>> START PROVIDED RECORDS
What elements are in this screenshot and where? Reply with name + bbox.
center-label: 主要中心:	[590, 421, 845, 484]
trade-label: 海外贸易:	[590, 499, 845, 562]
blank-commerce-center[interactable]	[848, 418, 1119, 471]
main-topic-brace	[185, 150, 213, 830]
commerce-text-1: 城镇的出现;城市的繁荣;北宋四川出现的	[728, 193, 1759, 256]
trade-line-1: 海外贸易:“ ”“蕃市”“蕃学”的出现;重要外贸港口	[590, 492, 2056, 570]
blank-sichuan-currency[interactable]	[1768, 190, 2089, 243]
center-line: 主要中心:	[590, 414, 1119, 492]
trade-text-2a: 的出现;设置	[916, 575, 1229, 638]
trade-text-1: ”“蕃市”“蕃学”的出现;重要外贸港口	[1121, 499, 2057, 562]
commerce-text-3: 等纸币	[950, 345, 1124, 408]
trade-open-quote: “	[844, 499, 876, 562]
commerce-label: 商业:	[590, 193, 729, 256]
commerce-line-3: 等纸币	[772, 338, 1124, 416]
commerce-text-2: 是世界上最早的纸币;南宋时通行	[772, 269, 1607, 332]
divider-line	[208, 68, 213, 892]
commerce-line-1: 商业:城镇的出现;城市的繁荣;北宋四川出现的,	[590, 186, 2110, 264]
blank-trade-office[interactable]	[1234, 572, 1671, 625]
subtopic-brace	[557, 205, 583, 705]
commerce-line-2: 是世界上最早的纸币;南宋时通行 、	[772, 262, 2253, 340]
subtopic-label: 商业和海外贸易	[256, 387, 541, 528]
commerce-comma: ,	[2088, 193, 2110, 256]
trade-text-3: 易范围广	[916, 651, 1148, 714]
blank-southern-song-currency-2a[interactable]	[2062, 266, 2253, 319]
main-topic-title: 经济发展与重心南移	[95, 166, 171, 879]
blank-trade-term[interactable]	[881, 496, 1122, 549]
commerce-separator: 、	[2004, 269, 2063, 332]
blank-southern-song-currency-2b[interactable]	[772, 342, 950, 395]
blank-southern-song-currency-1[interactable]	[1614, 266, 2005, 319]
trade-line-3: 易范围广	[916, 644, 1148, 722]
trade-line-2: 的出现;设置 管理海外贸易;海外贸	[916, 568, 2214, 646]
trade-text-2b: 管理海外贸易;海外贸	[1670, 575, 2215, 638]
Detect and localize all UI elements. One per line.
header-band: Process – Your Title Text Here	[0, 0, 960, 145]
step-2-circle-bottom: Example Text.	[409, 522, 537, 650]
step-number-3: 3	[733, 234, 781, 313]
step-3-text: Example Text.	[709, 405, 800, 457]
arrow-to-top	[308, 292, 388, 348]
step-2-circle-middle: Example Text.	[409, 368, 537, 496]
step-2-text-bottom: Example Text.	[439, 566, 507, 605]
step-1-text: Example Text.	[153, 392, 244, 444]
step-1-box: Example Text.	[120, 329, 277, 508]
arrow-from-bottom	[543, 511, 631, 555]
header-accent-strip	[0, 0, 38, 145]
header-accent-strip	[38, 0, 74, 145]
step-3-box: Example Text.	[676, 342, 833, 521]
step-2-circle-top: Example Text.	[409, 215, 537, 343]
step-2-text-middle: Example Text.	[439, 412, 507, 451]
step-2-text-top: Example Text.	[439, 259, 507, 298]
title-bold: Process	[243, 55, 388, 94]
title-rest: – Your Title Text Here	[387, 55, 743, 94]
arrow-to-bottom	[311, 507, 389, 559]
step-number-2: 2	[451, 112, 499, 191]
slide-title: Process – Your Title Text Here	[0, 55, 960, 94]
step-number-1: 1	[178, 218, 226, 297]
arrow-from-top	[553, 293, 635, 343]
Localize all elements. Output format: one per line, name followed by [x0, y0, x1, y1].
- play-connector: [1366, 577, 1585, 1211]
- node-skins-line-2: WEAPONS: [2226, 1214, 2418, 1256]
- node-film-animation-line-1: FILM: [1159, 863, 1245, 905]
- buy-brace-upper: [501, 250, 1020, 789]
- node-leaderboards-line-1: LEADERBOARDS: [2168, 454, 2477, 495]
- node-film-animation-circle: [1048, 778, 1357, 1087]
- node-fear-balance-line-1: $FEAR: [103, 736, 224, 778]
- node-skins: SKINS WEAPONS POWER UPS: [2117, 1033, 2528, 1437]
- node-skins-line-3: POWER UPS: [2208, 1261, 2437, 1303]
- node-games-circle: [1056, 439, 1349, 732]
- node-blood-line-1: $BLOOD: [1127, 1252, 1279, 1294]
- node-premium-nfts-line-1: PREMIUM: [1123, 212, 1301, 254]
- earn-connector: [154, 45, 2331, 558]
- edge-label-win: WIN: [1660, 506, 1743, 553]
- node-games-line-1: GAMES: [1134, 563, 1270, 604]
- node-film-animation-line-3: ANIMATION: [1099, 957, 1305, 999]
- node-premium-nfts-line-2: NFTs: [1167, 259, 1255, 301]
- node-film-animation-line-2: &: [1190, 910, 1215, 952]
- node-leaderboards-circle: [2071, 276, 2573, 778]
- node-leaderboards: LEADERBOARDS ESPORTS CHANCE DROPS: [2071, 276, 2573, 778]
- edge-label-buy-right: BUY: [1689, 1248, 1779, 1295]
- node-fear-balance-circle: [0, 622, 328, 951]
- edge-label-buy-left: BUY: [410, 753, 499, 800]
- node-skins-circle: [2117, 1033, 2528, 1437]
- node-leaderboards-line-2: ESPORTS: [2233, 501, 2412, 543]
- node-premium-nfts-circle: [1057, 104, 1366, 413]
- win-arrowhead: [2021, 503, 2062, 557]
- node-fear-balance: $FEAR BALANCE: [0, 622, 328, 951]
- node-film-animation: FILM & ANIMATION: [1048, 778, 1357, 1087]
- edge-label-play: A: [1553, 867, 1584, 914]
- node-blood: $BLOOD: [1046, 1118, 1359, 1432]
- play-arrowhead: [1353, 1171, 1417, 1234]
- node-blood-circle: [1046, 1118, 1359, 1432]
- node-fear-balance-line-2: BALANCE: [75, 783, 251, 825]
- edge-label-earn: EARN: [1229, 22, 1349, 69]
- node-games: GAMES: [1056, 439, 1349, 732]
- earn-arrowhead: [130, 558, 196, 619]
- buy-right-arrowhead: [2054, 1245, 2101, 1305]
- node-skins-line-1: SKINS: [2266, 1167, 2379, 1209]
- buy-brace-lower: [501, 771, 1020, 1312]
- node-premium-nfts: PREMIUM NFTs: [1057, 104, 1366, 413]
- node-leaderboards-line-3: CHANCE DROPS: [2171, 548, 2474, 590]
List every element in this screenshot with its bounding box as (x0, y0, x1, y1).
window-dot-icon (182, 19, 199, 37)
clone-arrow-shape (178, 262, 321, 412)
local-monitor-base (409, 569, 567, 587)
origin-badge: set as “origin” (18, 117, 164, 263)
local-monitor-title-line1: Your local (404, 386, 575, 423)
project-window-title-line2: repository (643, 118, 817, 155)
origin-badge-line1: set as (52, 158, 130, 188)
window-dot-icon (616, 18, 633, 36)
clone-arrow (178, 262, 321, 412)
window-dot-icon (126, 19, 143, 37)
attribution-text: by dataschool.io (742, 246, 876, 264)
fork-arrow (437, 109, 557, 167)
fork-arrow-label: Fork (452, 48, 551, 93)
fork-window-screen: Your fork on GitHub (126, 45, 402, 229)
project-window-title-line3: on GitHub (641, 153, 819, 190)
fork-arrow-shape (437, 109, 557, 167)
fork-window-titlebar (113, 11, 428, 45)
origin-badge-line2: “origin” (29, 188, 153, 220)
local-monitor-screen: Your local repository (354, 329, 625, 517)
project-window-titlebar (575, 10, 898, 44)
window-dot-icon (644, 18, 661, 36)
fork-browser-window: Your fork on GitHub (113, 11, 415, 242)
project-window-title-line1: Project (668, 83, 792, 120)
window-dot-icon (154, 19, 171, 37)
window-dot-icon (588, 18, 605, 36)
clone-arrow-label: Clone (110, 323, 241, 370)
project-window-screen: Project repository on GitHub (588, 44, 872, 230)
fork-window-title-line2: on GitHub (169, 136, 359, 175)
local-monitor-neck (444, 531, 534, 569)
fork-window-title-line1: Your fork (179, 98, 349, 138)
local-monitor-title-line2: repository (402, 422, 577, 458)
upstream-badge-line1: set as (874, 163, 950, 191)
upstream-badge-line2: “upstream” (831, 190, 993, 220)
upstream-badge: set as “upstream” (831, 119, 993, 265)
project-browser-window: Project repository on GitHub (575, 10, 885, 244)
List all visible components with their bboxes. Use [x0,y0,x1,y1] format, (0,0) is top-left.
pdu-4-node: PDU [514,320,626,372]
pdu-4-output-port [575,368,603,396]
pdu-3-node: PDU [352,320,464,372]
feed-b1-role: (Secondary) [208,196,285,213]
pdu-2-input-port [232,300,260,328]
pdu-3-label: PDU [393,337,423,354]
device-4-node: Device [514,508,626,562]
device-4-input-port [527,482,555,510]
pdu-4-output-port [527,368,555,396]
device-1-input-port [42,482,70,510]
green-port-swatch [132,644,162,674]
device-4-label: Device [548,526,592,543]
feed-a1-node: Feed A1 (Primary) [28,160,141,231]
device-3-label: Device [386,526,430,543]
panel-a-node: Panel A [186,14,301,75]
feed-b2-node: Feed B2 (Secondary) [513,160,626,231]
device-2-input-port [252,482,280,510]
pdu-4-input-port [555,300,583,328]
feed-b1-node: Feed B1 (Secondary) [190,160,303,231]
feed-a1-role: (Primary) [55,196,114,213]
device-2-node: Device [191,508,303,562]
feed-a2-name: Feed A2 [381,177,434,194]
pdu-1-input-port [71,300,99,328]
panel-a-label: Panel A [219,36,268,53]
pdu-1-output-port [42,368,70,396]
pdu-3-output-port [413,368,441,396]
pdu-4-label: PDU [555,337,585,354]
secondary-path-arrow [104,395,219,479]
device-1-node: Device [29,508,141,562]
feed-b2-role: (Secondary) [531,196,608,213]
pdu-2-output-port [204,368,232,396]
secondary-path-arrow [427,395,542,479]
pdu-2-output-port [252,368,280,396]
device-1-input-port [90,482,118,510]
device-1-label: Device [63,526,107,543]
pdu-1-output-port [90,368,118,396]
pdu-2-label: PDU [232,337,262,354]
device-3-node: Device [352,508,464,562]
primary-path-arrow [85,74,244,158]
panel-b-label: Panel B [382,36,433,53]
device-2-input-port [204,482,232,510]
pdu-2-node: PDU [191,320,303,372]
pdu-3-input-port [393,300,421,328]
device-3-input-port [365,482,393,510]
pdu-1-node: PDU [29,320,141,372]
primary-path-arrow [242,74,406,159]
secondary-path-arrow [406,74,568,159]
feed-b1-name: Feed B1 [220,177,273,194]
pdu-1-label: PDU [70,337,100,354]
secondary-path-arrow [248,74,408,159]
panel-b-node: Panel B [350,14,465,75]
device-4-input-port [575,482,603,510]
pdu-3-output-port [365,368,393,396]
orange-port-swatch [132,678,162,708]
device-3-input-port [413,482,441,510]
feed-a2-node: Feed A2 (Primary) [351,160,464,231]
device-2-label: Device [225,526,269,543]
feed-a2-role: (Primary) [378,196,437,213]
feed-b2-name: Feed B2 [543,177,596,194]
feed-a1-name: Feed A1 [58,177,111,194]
>> END PROVIDED RECORDS
| AIM |
Output the stretch from the start of the items through the line containing "193, 2110, 256]" as a JSON list of strings, one string per line, with blank lines left out.

| EXPECTED ANSWER |
[
  "What elements are in this screenshot and where? Reply with name + bbox.",
  "center-label: 主要中心:\t[590, 421, 845, 484]",
  "trade-label: 海外贸易:\t[590, 499, 845, 562]",
  "blank-commerce-center[interactable]\t[848, 418, 1119, 471]",
  "main-topic-brace\t[185, 150, 213, 830]",
  "commerce-text-1: 城镇的出现;城市的繁荣;北宋四川出现的\t[728, 193, 1759, 256]",
  "trade-line-1: 海外贸易:“ ”“蕃市”“蕃学”的出现;重要外贸港口\t[590, 492, 2056, 570]",
  "blank-sichuan-currency[interactable]\t[1768, 190, 2089, 243]",
  "center-line: 主要中心:\t[590, 414, 1119, 492]",
  "trade-text-2a: 的出现;设置\t[916, 575, 1229, 638]",
  "trade-text-1: ”“蕃市”“蕃学”的出现;重要外贸港口\t[1121, 499, 2057, 562]",
  "commerce-text-3: 等纸币\t[950, 345, 1124, 408]",
  "trade-open-quote: “\t[844, 499, 876, 562]",
  "commerce-label: 商业:\t[590, 193, 729, 256]",
  "commerce-line-3: 等纸币\t[772, 338, 1124, 416]",
  "commerce-text-2: 是世界上最早的纸币;南宋时通行\t[772, 269, 1607, 332]",
  "divider-line\t[208, 68, 213, 892]",
  "commerce-line-1: 商业:城镇的出现;城市的繁荣;北宋四川出现的,\t[590, 186, 2110, 264]",
  "blank-trade-office[interactable]\t[1234, 572, 1671, 625]",
  "subtopic-brace\t[557, 205, 583, 705]",
  "commerce-line-2: 是世界上最早的纸币;南宋时通行 、\t[772, 262, 2253, 340]",
  "subtopic-label: 商业和海外贸易\t[256, 387, 541, 528]",
  "commerce-comma: ,\t[2088, 193, 2110, 256]"
]